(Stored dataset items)
>> START

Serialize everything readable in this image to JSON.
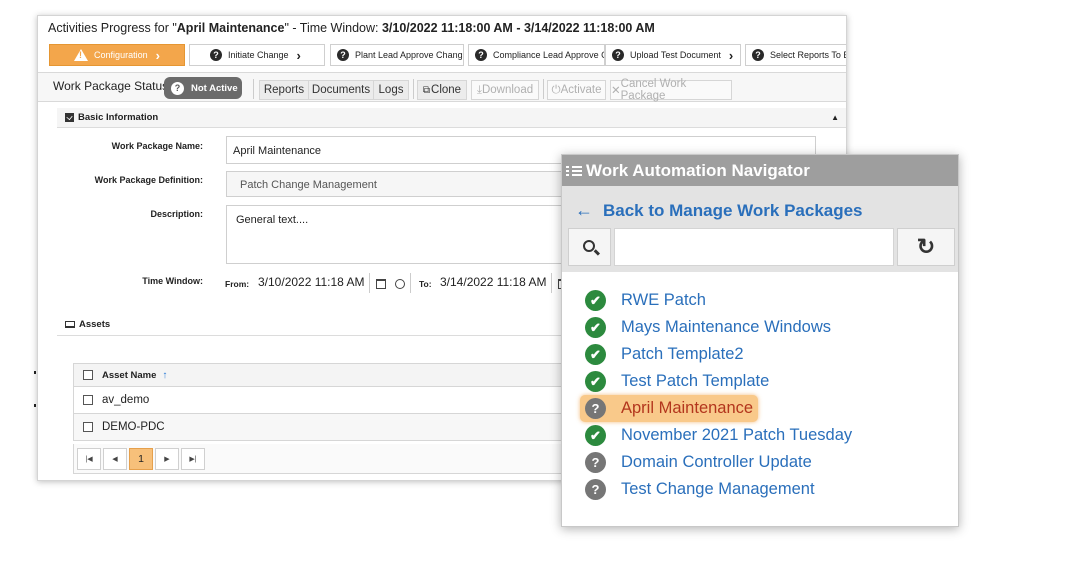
{
  "header": {
    "prefix": "Activities Progress for \"",
    "package_name": "April Maintenance",
    "mid": "\"  -  Time Window: ",
    "window": "3/10/2022 11:18:00 AM - 3/14/2022 11:18:00 AM"
  },
  "steps": [
    {
      "label": "Configuration",
      "state": "active"
    },
    {
      "label": "Initiate Change",
      "state": "pending"
    },
    {
      "label": "Plant Lead Approve Change",
      "state": "pending"
    },
    {
      "label": "Compliance Lead Approve Ch",
      "state": "pending"
    },
    {
      "label": "Upload Test Document",
      "state": "pending"
    },
    {
      "label": "Select Reports To Ex",
      "state": "pending"
    }
  ],
  "status": {
    "label": "Work Package Status:",
    "badge": "Not Active"
  },
  "toolbar": {
    "reports": "Reports",
    "documents": "Documents",
    "logs": "Logs",
    "clone": "Clone",
    "download": "Download",
    "activate": "Activate",
    "cancel": "Cancel Work Package"
  },
  "basic_info": {
    "section_title": "Basic Information",
    "name_label": "Work Package Name:",
    "name_value": "April Maintenance",
    "definition_label": "Work Package Definition:",
    "definition_value": "Patch Change Management",
    "description_label": "Description:",
    "description_value": "General text....",
    "time_window_label": "Time Window:",
    "from_label": "From:",
    "from_value": "3/10/2022 11:18 AM",
    "to_label": "To:",
    "to_value": "3/14/2022 11:18 AM"
  },
  "assets": {
    "section_title": "Assets",
    "column_name": "Asset Name",
    "sort_arrow": "↑",
    "rows": [
      "av_demo",
      "DEMO-PDC"
    ],
    "pager": {
      "current_page": "1"
    }
  },
  "navigator": {
    "title": "Work Automation Navigator",
    "back_label": "Back to Manage Work Packages",
    "search_value": "",
    "items": [
      {
        "label": "RWE Patch",
        "status": "complete"
      },
      {
        "label": "Mays Maintenance Windows",
        "status": "complete"
      },
      {
        "label": "Patch Template2",
        "status": "complete"
      },
      {
        "label": "Test Patch Template",
        "status": "complete"
      },
      {
        "label": "April Maintenance",
        "status": "unknown",
        "selected": true
      },
      {
        "label": "November 2021 Patch Tuesday",
        "status": "complete"
      },
      {
        "label": "Domain Controller Update",
        "status": "unknown"
      },
      {
        "label": "Test Change Management",
        "status": "unknown"
      }
    ]
  },
  "colors": {
    "accent_orange": "#f3a64b",
    "link_blue": "#2a6fbb",
    "success_green": "#2c8a3e",
    "highlight": "#f9c98a"
  }
}
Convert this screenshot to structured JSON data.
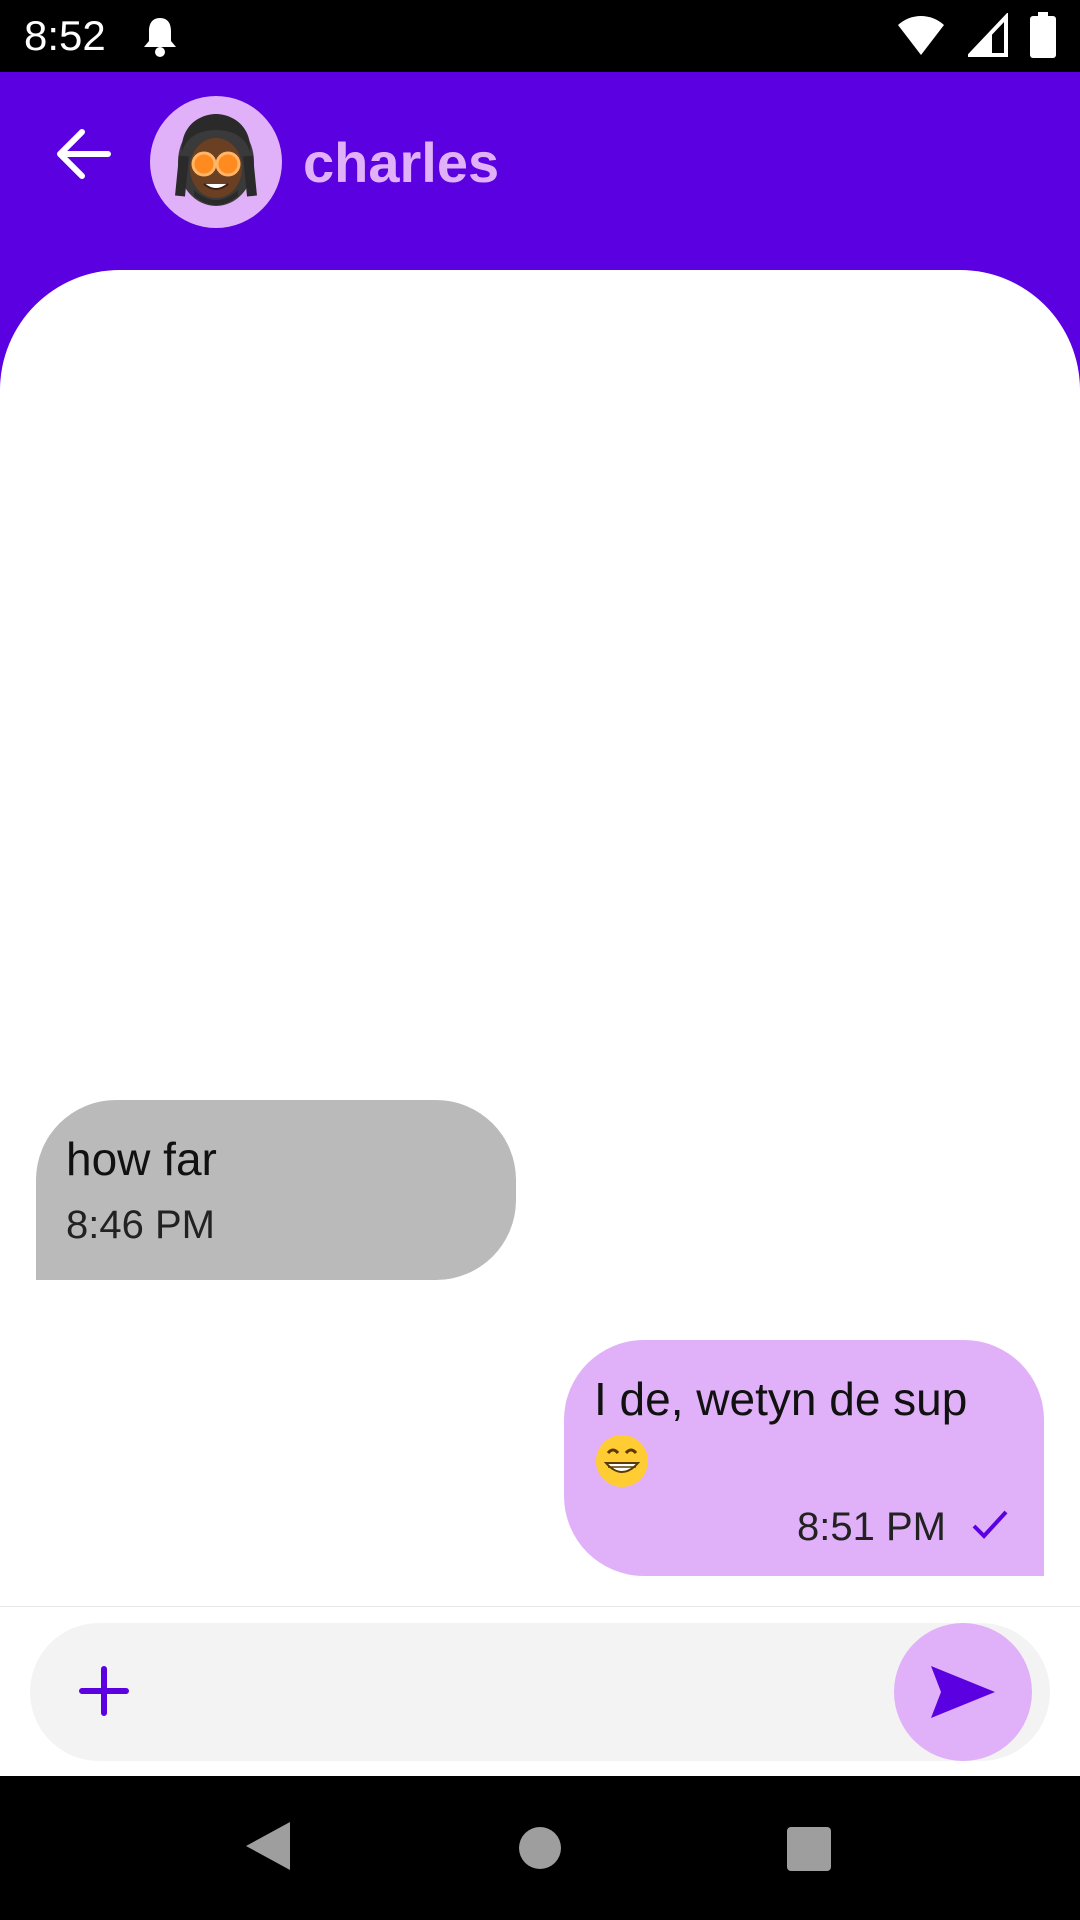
{
  "status_bar": {
    "time": "8:52",
    "icons": [
      "notification-bell-icon",
      "wifi-icon",
      "cellular-signal-icon",
      "battery-icon"
    ]
  },
  "header": {
    "back_icon": "arrow-left-icon",
    "contact_name": "charles",
    "avatar_icon": "memoji-avatar",
    "background_color": "#5b00e0",
    "name_color": "#e0b1f8"
  },
  "messages": [
    {
      "direction": "incoming",
      "text": "how far",
      "time": "8:46 PM",
      "bubble_color": "#bababa"
    },
    {
      "direction": "outgoing",
      "text": "I de, wetyn de sup",
      "emoji": "grinning-face-emoji",
      "time": "8:51 PM",
      "status_icon": "checkmark-icon",
      "bubble_color": "#e0b1f8"
    }
  ],
  "composer": {
    "attach_icon": "plus-icon",
    "placeholder": "",
    "value": "",
    "send_icon": "send-icon"
  },
  "nav_bar": {
    "icons": [
      "nav-back-icon",
      "nav-home-icon",
      "nav-recents-icon"
    ]
  }
}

>> END

== Task ==
Scan the entries above. Copy each line that has the string "Maintenance".

== Problem solution ==
    "package_name": "April Maintenance",
    "name_value": "April Maintenance",
        "label": "Mays Maintenance Windows",
        "label": "April Maintenance",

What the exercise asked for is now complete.